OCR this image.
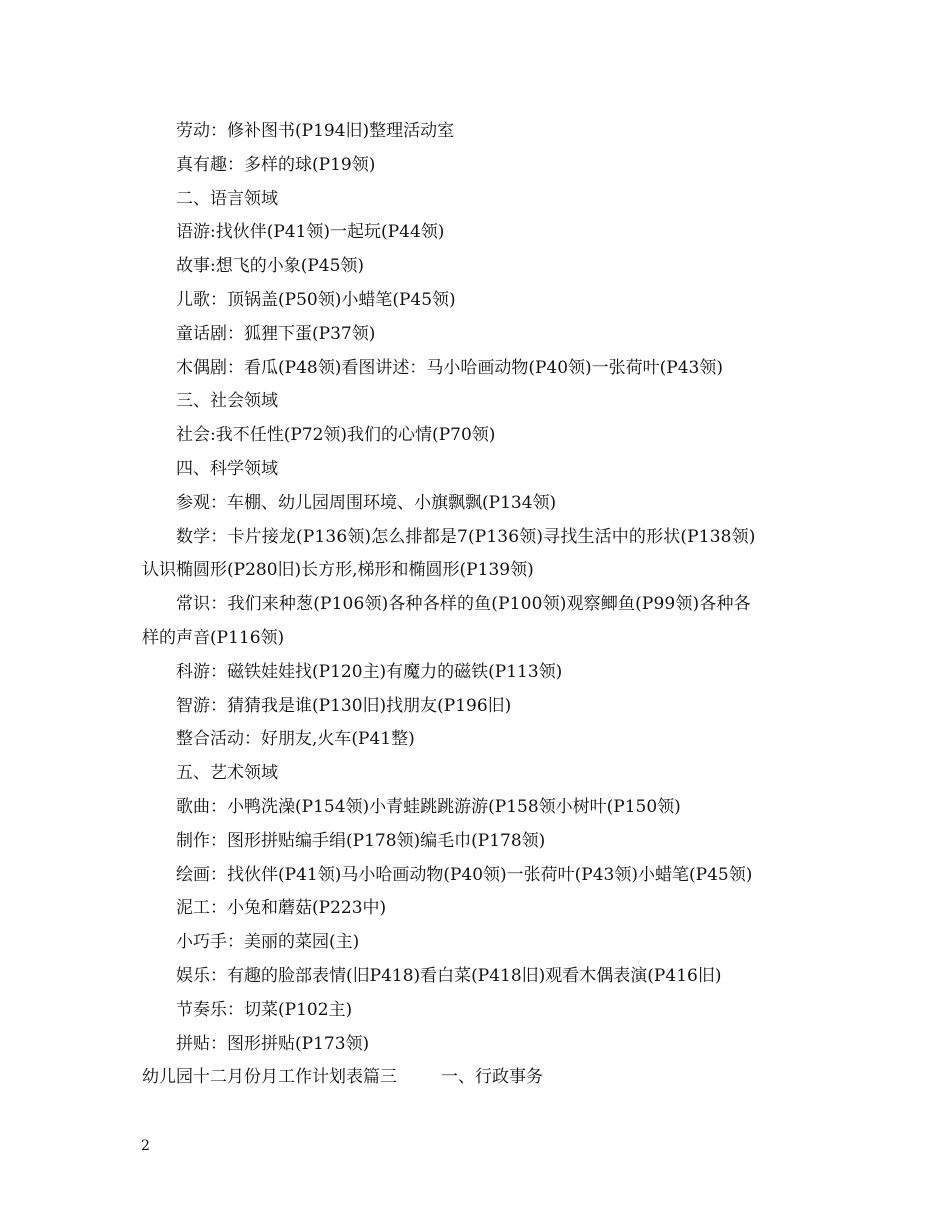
劳动：修补图书(P194旧)整理活动室
真有趣：多样的球(P19领)
二、语言领域
语游:找伙伴(P41领)一起玩(P44领)
故事:想飞的小象(P45领)
儿歌：顶锅盖(P50领)小蜡笔(P45领)
童话剧：狐狸下蛋(P37领)
木偶剧：看瓜(P48领)看图讲述：马小哈画动物(P40领)一张荷叶(P43领)
三、社会领域
社会:我不任性(P72领)我们的心情(P70领)
四、科学领域
参观：车棚、幼儿园周围环境、小旗飘飘(P134领)
数学：卡片接龙(P136领)怎么排都是7(P136领)寻找生活中的形状(P138领)
认识椭圆形(P280旧)长方形,梯形和椭圆形(P139领)
常识：我们来种葱(P106领)各种各样的鱼(P100领)观察鲫鱼(P99领)各种各
样的声音(P116领)
科游：磁铁娃娃找(P120主)有魔力的磁铁(P113领)
智游：猜猜我是谁(P130旧)找朋友(P196旧)
整合活动：好朋友,火车(P41整)
五、艺术领域
歌曲：小鸭洗澡(P154领)小青蛙跳跳游游(P158领小树叶(P150领)
制作：图形拼贴编手绢(P178领)编毛巾(P178领)
绘画：找伙伴(P41领)马小哈画动物(P40领)一张荷叶(P43领)小蜡笔(P45领)
泥工：小兔和蘑菇(P223中)
小巧手：美丽的菜园(主)
娱乐：有趣的脸部表情(旧P418)看白菜(P418旧)观看木偶表演(P416旧)
节奏乐：切菜(P102主)
拼贴：图形拼贴(P173领)
幼儿园十二月份月工作计划表篇三	一、行政事务
2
- - - - -
Every entry above is to be set down exactly; the pictures are to be left out.

Solution:
OCR this image.
劳动：修补图书(P194旧)整理活动室
真有趣：多样的球(P19领)
二、语言领域
语游:找伙伴(P41领)一起玩(P44领)
故事:想飞的小象(P45领)
儿歌：顶锅盖(P50领)小蜡笔(P45领)
童话剧：狐狸下蛋(P37领)
木偶剧：看瓜(P48领)看图讲述：马小哈画动物(P40领)一张荷叶(P43领)
三、社会领域
社会:我不任性(P72领)我们的心情(P70领)
四、科学领域
参观：车棚、幼儿园周围环境、小旗飘飘(P134领)
数学：卡片接龙(P136领)怎么排都是7(P136领)寻找生活中的形状(P138领)
认识椭圆形(P280旧)长方形,梯形和椭圆形(P139领)
常识：我们来种葱(P106领)各种各样的鱼(P100领)观察鲫鱼(P99领)各种各
样的声音(P116领)
科游：磁铁娃娃找(P120主)有魔力的磁铁(P113领)
智游：猜猜我是谁(P130旧)找朋友(P196旧)
整合活动：好朋友,火车(P41整)
五、艺术领域
歌曲：小鸭洗澡(P154领)小青蛙跳跳游游(P158领小树叶(P150领)
制作：图形拼贴编手绢(P178领)编毛巾(P178领)
绘画：找伙伴(P41领)马小哈画动物(P40领)一张荷叶(P43领)小蜡笔(P45领)
泥工：小兔和蘑菇(P223中)
小巧手：美丽的菜园(主)
娱乐：有趣的脸部表情(旧P418)看白菜(P418旧)观看木偶表演(P416旧)
节奏乐：切菜(P102主)
拼贴：图形拼贴(P173领)
幼儿园十二月份月工作计划表篇三	一、行政事务
2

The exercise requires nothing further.